- WHAT YOU SHOULD DO -
Pictures stay out; everything else in the records below is copied exactly.

════════

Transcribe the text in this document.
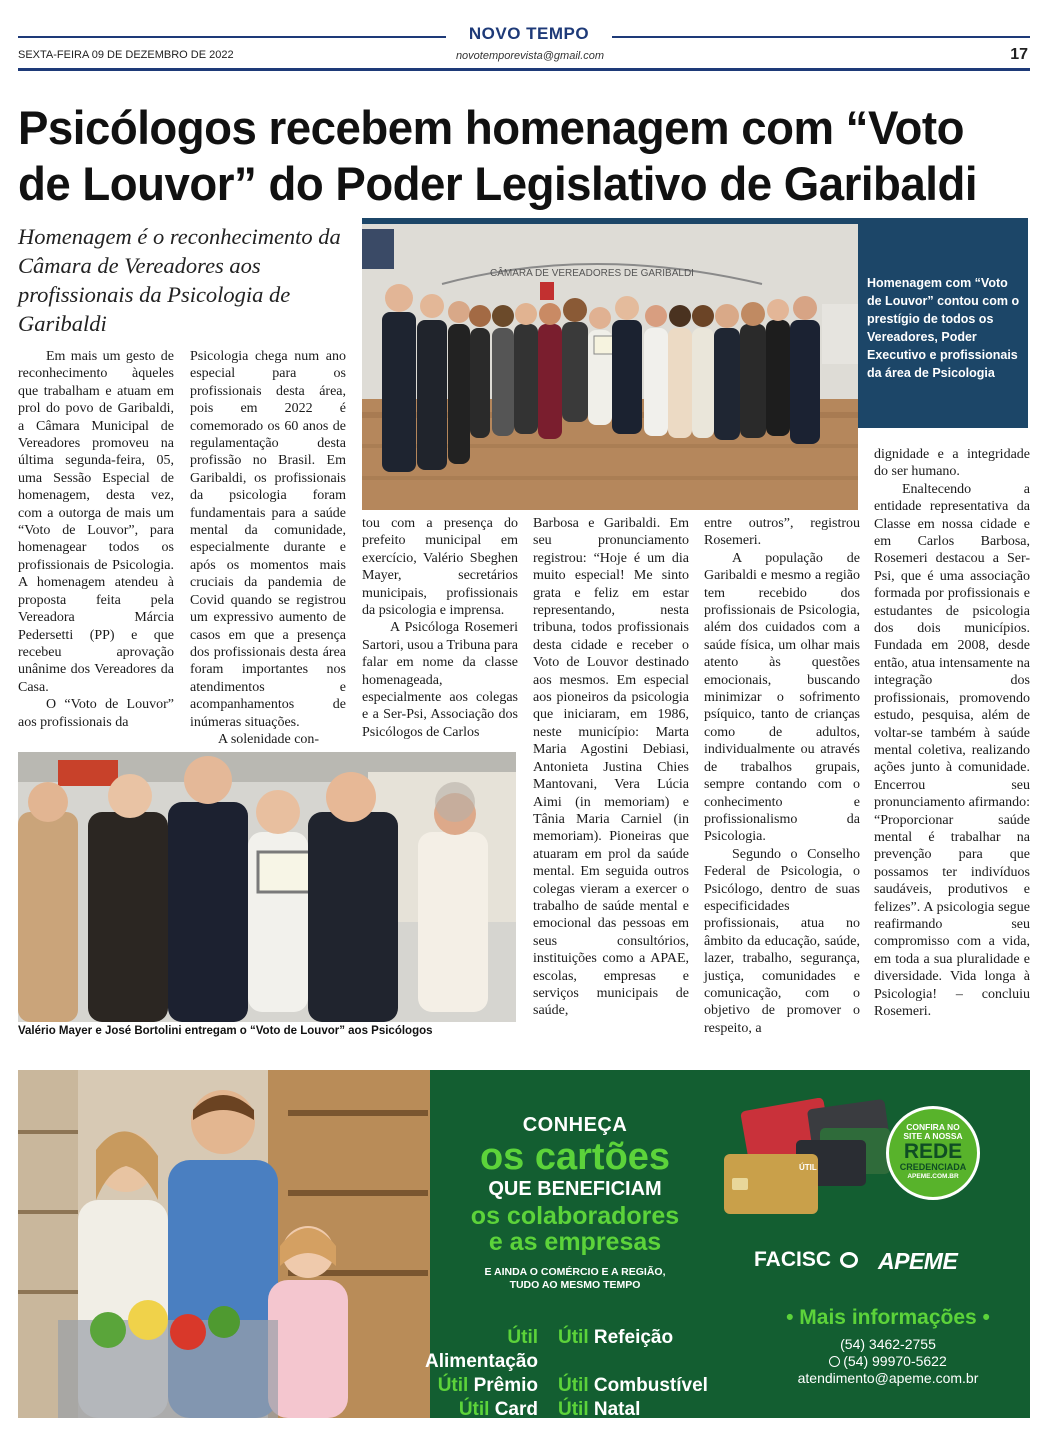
NOVO TEMPO
SEXTA-FEIRA 09 DE DEZEMBRO DE 2022	novotemporevista@gmail.com	17
Psicólogos recebem homenagem com “Voto de Louvor” do Poder Legislativo de Garibaldi
Homenagem é o reconhecimento da Câmara de Vereadores aos profissionais da Psicologia de Garibaldi

Em mais um gesto de reconhecimento àqueles que trabalham e atuam em prol do povo de Garibaldi, a Câmara Municipal de Vereadores promoveu na última segunda-feira, 05, uma Sessão Especial de homenagem, desta vez, com a outorga de mais um “Voto de Louvor”, para homenagear todos os profissionais de Psicologia. A homenagem atendeu à proposta feita pela Vereadora Márcia Pedersetti (PP) e que recebeu aprovação unânime dos Vereadores da Casa.

O “Voto de Louvor” aos profissionais da

Psicologia chega num ano especial para os profissionais desta área, pois em 2022 é comemorado os 60 anos de regulamentação desta profissão no Brasil. Em Garibaldi, os profissionais da psicologia foram fundamentais para a saúde mental da comunidade, especialmente durante e após os momentos mais cruciais da pandemia de Covid quando se registrou um expressivo aumento de casos em que a presença dos profissionais desta área foram importantes nos atendimentos e acompanhamentos de inúmeras situações.

A solenidade con-

tou com a presença do prefeito municipal em exercício, Valério Sbeghen Mayer, secretários municipais, profissionais da psicologia e imprensa.

A Psicóloga Rosemeri Sartori, usou a Tribuna para falar em nome da classe homenageada, especialmente aos colegas e a Ser-Psi, Associação dos Psicólogos de Carlos

Barbosa e Garibaldi. Em seu pronunciamento registrou: “Hoje é um dia muito especial! Me sinto grata e feliz em estar representando, nesta tribuna, todos profissionais desta cidade e receber o Voto de Louvor destinado aos mesmos. Em especial aos pioneiros da psicologia que iniciaram, em 1986, neste município: Marta Maria Agostini Debiasi, Antonieta Justina Chies Mantovani, Vera Lúcia Aimi (in memoriam) e Tânia Maria Carniel (in memoriam). Pioneiras que atuaram em prol da saúde mental. Em seguida outros colegas vieram a exercer o trabalho de saúde mental e emocional das pessoas em seus consultórios, instituições como a APAE, escolas, empresas e serviços municipais de saúde,

entre outros”, registrou Rosemeri.

A população de Garibaldi e mesmo a região tem recebido dos profissionais de Psicologia, além dos cuidados com a saúde física, um olhar mais atento às questões emocionais, buscando minimizar o sofrimento psíquico, tanto de crianças como de adultos, individualmente ou através de trabalhos grupais, sempre contando com o conhecimento e profissionalismo da Psicologia.

Segundo o Conselho Federal de Psicologia, o Psicólogo, dentro de suas especificidades profissionais, atua no âmbito da educação, saúde, lazer, trabalho, segurança, justiça, comunidades e comunicação, com o objetivo de promover o respeito, a

dignidade e a integridade do ser humano.

Enaltecendo a entidade representativa da Classe em nossa cidade e em Carlos Barbosa, Rosemeri destacou a Ser-Psi, que é uma associação formada por profissionais e estudantes de psicologia dos dois municípios. Fundada em 2008, desde então, atua intensamente na integração dos profissionais, promovendo estudo, pesquisa, além de voltar-se também à saúde mental coletiva, realizando ações junto à comunidade. Encerrou seu pronunciamento afirmando: “Proporcionar saúde mental é trabalhar na prevenção para que possamos ter indivíduos saudáveis, produtivos e felizes”. A psicologia segue reafirmando seu compromisso com a vida, em toda a sua pluralidade e diversidade. Vida longa à Psicologia! – concluiu Rosemeri.

CÂMARA DE VEREADORES DE GARIBALDI
Homenagem com “Voto de Louvor” contou com o prestígio de todos os Vereadores, Poder Executivo e profissionais da área de Psicologia
Valério Mayer e José Bortolini entregam o “Voto de Louvor” aos Psicólogos
CONHEÇA
os cartões
QUE BENEFICIAM
os colaboradores
e as empresas
E AINDA O COMÉRCIO E A REGIÃO,
TUDO AO MESMO TEMPO
Útil Alimentação
Útil Refeição
Útil Prêmio	Útil Combustível
Útil Card	Útil Natal
ÚTIL
CONFIRA NO
SITE A NOSSA
REDE
CREDENCIADA
APEME.COM.BR
FACISC APEME
• Mais informações •
(54) 3462-2755
(54) 99970-5622
atendimento@apeme.com.br
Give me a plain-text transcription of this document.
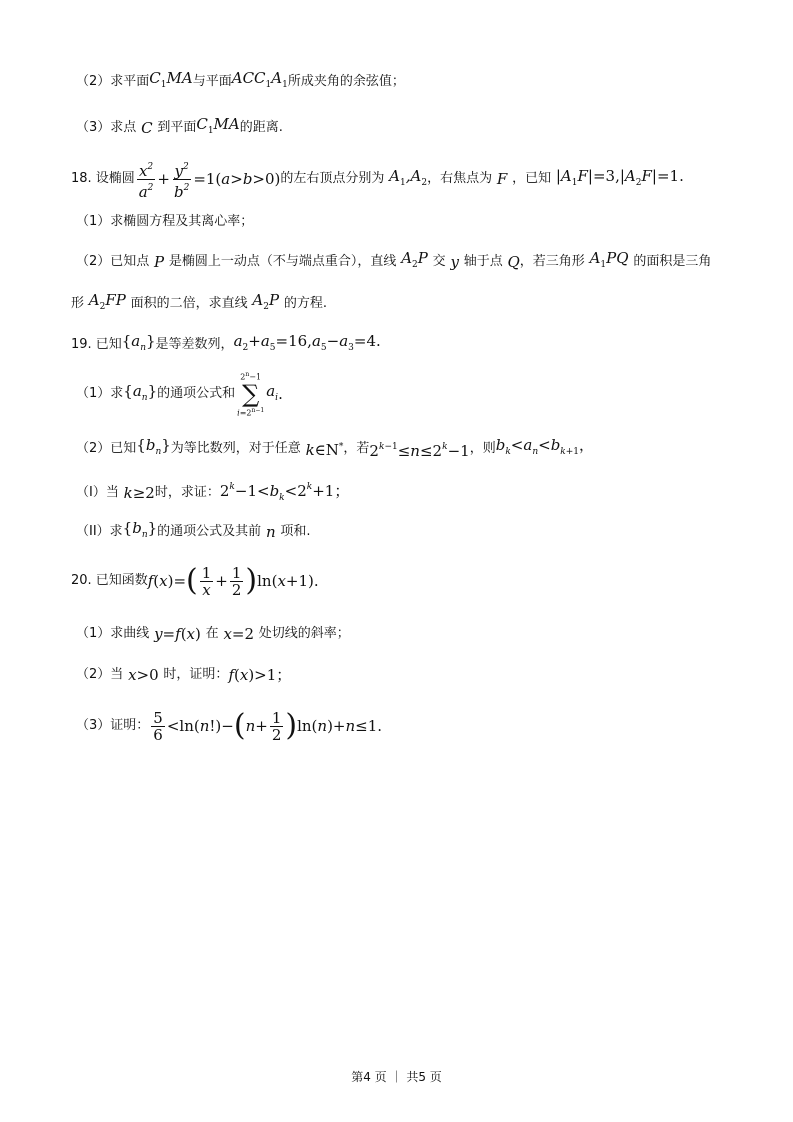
（2） 求平面 $C_1MA$ 与平面 $ACC_1A_1$ 所成夹角的余弦值；
（3） 求点 C 到平面 $C_1MA$ 的距离.
18. 设椭圆 $\frac{x^2}{a^2} + \frac{y^2}{b^2} =1(a>b>0)$ 的左右顶点分别为 $A_1,A_2$ ，右焦点为 F ，已知 $|A_1F|=3,|A_2F|=1$.
（1）求椭圆方程及其离心率；
（2）已知点 P 是椭圆上一动点（不与端点重合），直线 $A_2P$ 交 y 轴于点 Q ，若三角形 $A_1PQ$ 的面积是三角
形 $A_2FP$ 面积的二倍，求直线 $A_2P$ 的方程.
19. 已知 $\{a_n\}$ 是等差数列， $a_2+a_5=16,a_5-a_3=4$.
（1）求 $\{a_n\}$ 的通项公式和
$2^n-1$
∑
$i=2^{n-1}$
$a_i$ .
（2）已知 $\{b_n\}$ 为等比数列，对于任意 k∈N* ，若 $2^{k-1}\le n\le 2^k-1$ ，则 $b_k<a_n<b_{k+1}$，
（I）当 k≥2 时，求证： $2^k-1<b_k<2^k+1$；
（II）求 $\{b_n\}$ 的通项公式及其前 n 项和.
20. 已知函数 f(x)= ( $\frac{1}{x} + \frac{1}{2}$ ) ln(x+1).
（1）求曲线 y=f(x) 在 x=2 处切线的斜率；
（2）当 x>0 时，证明： f(x)>1；
（3）证明： $\frac{5}{6} <\ln(n!)-$ ( $n + \frac{1}{2}$ ) ln(n)+n≤1.
第4 页 ｜ 共5 页
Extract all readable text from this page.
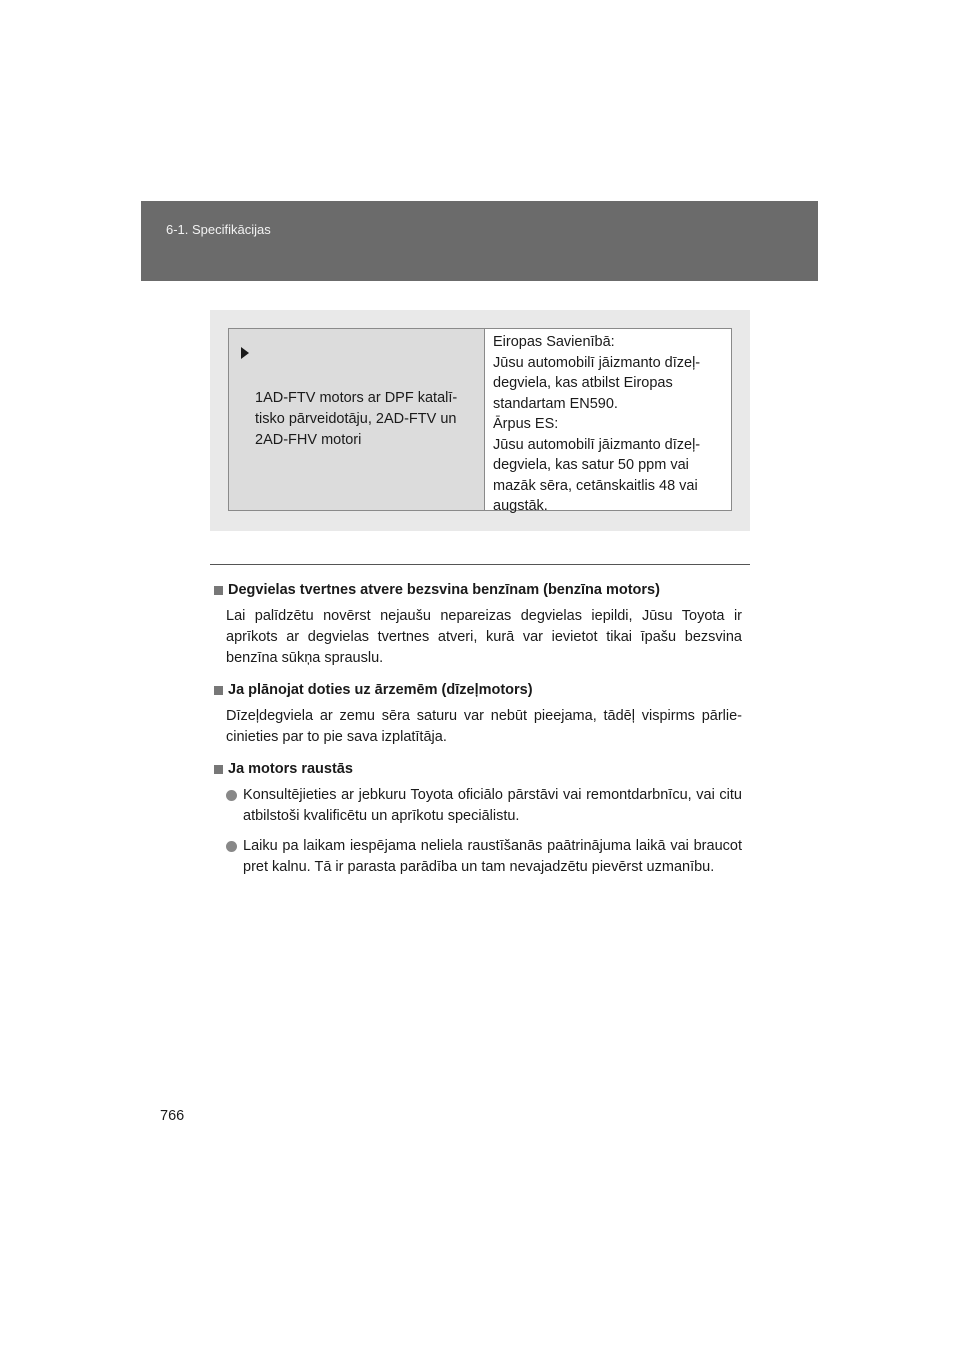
6-1. Specifikācijas
1AD-FTV motors ar DPF katalī-
tisko pārveidotāju, 2AD-FTV un
2AD-FHV motori
Eiropas Savienībā:
Jūsu automobilī jāizmanto dīzeļ-
degviela, kas atbilst Eiropas
standartam EN590.
Ārpus ES:
Jūsu automobilī jāizmanto dīzeļ-
degviela, kas satur 50 ppm vai
mazāk sēra, cetānskaitlis 48 vai
augstāk.
Degvielas tvertnes atvere bezsvina benzīnam (benzīna motors)
Lai palīdzētu novērst nejaušu nepareizas degvielas iepildi, Jūsu Toyota ir aprīkots ar degvielas tvertnes atveri, kurā var ievietot tikai īpašu bezsvina benzīna sūkņa sprauslu.
Ja plānojat doties uz ārzemēm (dīzeļmotors)
Dīzeļdegviela ar zemu sēra saturu var nebūt pieejama, tādēļ vispirms pārliecinieties par to pie sava izplatītāja.
Ja motors raustās
Konsultējieties ar jebkuru Toyota oficiālo pārstāvi vai remontdarbnīcu, vai citu atbilstoši kvalificētu un aprīkotu speciālistu.
Laiku pa laikam iespējama neliela raustīšanās paātrinājuma laikā vai braucot pret kalnu. Tā ir parasta parādība un tam nevajadzētu pievērst uzmanību.
766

════════

- OUTPUT -
Transcribe the text in this document.
NOVO TEMPO
SEXTA-FEIRA 09 DE DEZEMBRO DE 2022	novotemporevista@gmail.com	17
Psicólogos recebem homenagem com “Voto de Louvor” do Poder Legislativo de Garibaldi
Homenagem é o reconhecimento da Câmara de Vereadores aos profissionais da Psicologia de Garibaldi

Em mais um gesto de reconhecimento àqueles que trabalham e atuam em prol do povo de Garibaldi, a Câmara Municipal de Vereadores promoveu na última segunda-feira, 05, uma Sessão Especial de homenagem, desta vez, com a outorga de mais um “Voto de Louvor”, para homenagear todos os profissionais de Psicologia. A homenagem atendeu à proposta feita pela Vereadora Márcia Pedersetti (PP) e que recebeu aprovação unânime dos Vereadores da Casa.

O “Voto de Louvor” aos profissionais da

Psicologia chega num ano especial para os profissionais desta área, pois em 2022 é comemorado os 60 anos de regulamentação desta profissão no Brasil. Em Garibaldi, os profissionais da psicologia foram fundamentais para a saúde mental da comunidade, especialmente durante e após os momentos mais cruciais da pandemia de Covid quando se registrou um expressivo aumento de casos em que a presença dos profissionais desta área foram importantes nos atendimentos e acompanhamentos de inúmeras situações.

A solenidade con-

tou com a presença do prefeito municipal em exercício, Valério Sbeghen Mayer, secretários municipais, profissionais da psicologia e imprensa.

A Psicóloga Rosemeri Sartori, usou a Tribuna para falar em nome da classe homenageada, especialmente aos colegas e a Ser-Psi, Associação dos Psicólogos de Carlos

Barbosa e Garibaldi. Em seu pronunciamento registrou: “Hoje é um dia muito especial! Me sinto grata e feliz em estar representando, nesta tribuna, todos profissionais desta cidade e receber o Voto de Louvor destinado aos mesmos. Em especial aos pioneiros da psicologia que iniciaram, em 1986, neste município: Marta Maria Agostini Debiasi, Antonieta Justina Chies Mantovani, Vera Lúcia Aimi (in memoriam) e Tânia Maria Carniel (in memoriam). Pioneiras que atuaram em prol da saúde mental. Em seguida outros colegas vieram a exercer o trabalho de saúde mental e emocional das pessoas em seus consultórios, instituições como a APAE, escolas, empresas e serviços municipais de saúde,

entre outros”, registrou Rosemeri.

A população de Garibaldi e mesmo a região tem recebido dos profissionais de Psicologia, além dos cuidados com a saúde física, um olhar mais atento às questões emocionais, buscando minimizar o sofrimento psíquico, tanto de crianças como de adultos, individualmente ou através de trabalhos grupais, sempre contando com o conhecimento e profissionalismo da Psicologia.

Segundo o Conselho Federal de Psicologia, o Psicólogo, dentro de suas especificidades profissionais, atua no âmbito da educação, saúde, lazer, trabalho, segurança, justiça, comunidades e comunicação, com o objetivo de promover o respeito, a

dignidade e a integridade do ser humano.

Enaltecendo a entidade representativa da Classe em nossa cidade e em Carlos Barbosa, Rosemeri destacou a Ser-Psi, que é uma associação formada por profissionais e estudantes de psicologia dos dois municípios. Fundada em 2008, desde então, atua intensamente na integração dos profissionais, promovendo estudo, pesquisa, além de voltar-se também à saúde mental coletiva, realizando ações junto à comunidade. Encerrou seu pronunciamento afirmando: “Proporcionar saúde mental é trabalhar na prevenção para que possamos ter indivíduos saudáveis, produtivos e felizes”. A psicologia segue reafirmando seu compromisso com a vida, em toda a sua pluralidade e diversidade. Vida longa à Psicologia! – concluiu Rosemeri.

CÂMARA DE VEREADORES DE GARIBALDI
Homenagem com “Voto de Louvor” contou com o prestígio de todos os Vereadores, Poder Executivo e profissionais da área de Psicologia
Valério Mayer e José Bortolini entregam o “Voto de Louvor” aos Psicólogos
CONHEÇA
os cartões
QUE BENEFICIAM
os colaboradores
e as empresas
E AINDA O COMÉRCIO E A REGIÃO,
TUDO AO MESMO TEMPO
Útil Alimentação
Útil Refeição
Útil Prêmio	Útil Combustível
Útil Card	Útil Natal
ÚTIL
CONFIRA NO
SITE A NOSSA
REDE
CREDENCIADA
APEME.COM.BR
FACISC APEME
• Mais informações •
(54) 3462-2755
(54) 99970-5622
atendimento@apeme.com.br
Give me a plain-text transcription of this document.
（2） 求平面 $C_1MA$ 与平面 $ACC_1A_1$ 所成夹角的余弦值；
（3） 求点 C 到平面 $C_1MA$ 的距离.
18. 设椭圆 $\frac{x^2}{a^2} + \frac{y^2}{b^2} =1(a>b>0)$ 的左右顶点分别为 $A_1,A_2$ ，右焦点为 F ，已知 $|A_1F|=3,|A_2F|=1$.
（1）求椭圆方程及其离心率；
（2）已知点 P 是椭圆上一动点（不与端点重合），直线 $A_2P$ 交 y 轴于点 Q ，若三角形 $A_1PQ$ 的面积是三角
形 $A_2FP$ 面积的二倍，求直线 $A_2P$ 的方程.
19. 已知 $\{a_n\}$ 是等差数列， $a_2+a_5=16,a_5-a_3=4$.
（1）求 $\{a_n\}$ 的通项公式和
$2^n-1$
∑
$i=2^{n-1}$
$a_i$ .
（2）已知 $\{b_n\}$ 为等比数列，对于任意 k∈N* ，若 $2^{k-1}\le n\le 2^k-1$ ，则 $b_k<a_n<b_{k+1}$，
（I）当 k≥2 时，求证： $2^k-1<b_k<2^k+1$；
（II）求 $\{b_n\}$ 的通项公式及其前 n 项和.
20. 已知函数 f(x)= ( $\frac{1}{x} + \frac{1}{2}$ ) ln(x+1).
（1）求曲线 y=f(x) 在 x=2 处切线的斜率；
（2）当 x>0 时，证明： f(x)>1；
（3）证明： $\frac{5}{6} <\ln(n!)-$ ( $n + \frac{1}{2}$ ) ln(n)+n≤1.
第4 页 ｜ 共5 页
Extract all readable text from this page.
6-1. Specifikācijas
1AD-FTV motors ar DPF katalī-
tisko pārveidotāju, 2AD-FTV un
2AD-FHV motori
Eiropas Savienībā:
Jūsu automobilī jāizmanto dīzeļ-
degviela, kas atbilst Eiropas
standartam EN590.
Ārpus ES:
Jūsu automobilī jāizmanto dīzeļ-
degviela, kas satur 50 ppm vai
mazāk sēra, cetānskaitlis 48 vai
augstāk.
Degvielas tvertnes atvere bezsvina benzīnam (benzīna motors)
Lai palīdzētu novērst nejaušu nepareizas degvielas iepildi, Jūsu Toyota ir aprīkots ar degvielas tvertnes atveri, kurā var ievietot tikai īpašu bezsvina benzīna sūkņa sprauslu.
Ja plānojat doties uz ārzemēm (dīzeļmotors)
Dīzeļdegviela ar zemu sēra saturu var nebūt pieejama, tādēļ vispirms pārliecinieties par to pie sava izplatītāja.
Ja motors raustās
Konsultējieties ar jebkuru Toyota oficiālo pārstāvi vai remontdarbnīcu, vai citu atbilstoši kvalificētu un aprīkotu speciālistu.
Laiku pa laikam iespējama neliela raustīšanās paātrinājuma laikā vai braucot pret kalnu. Tā ir parasta parādība un tam nevajadzētu pievērst uzmanību.
766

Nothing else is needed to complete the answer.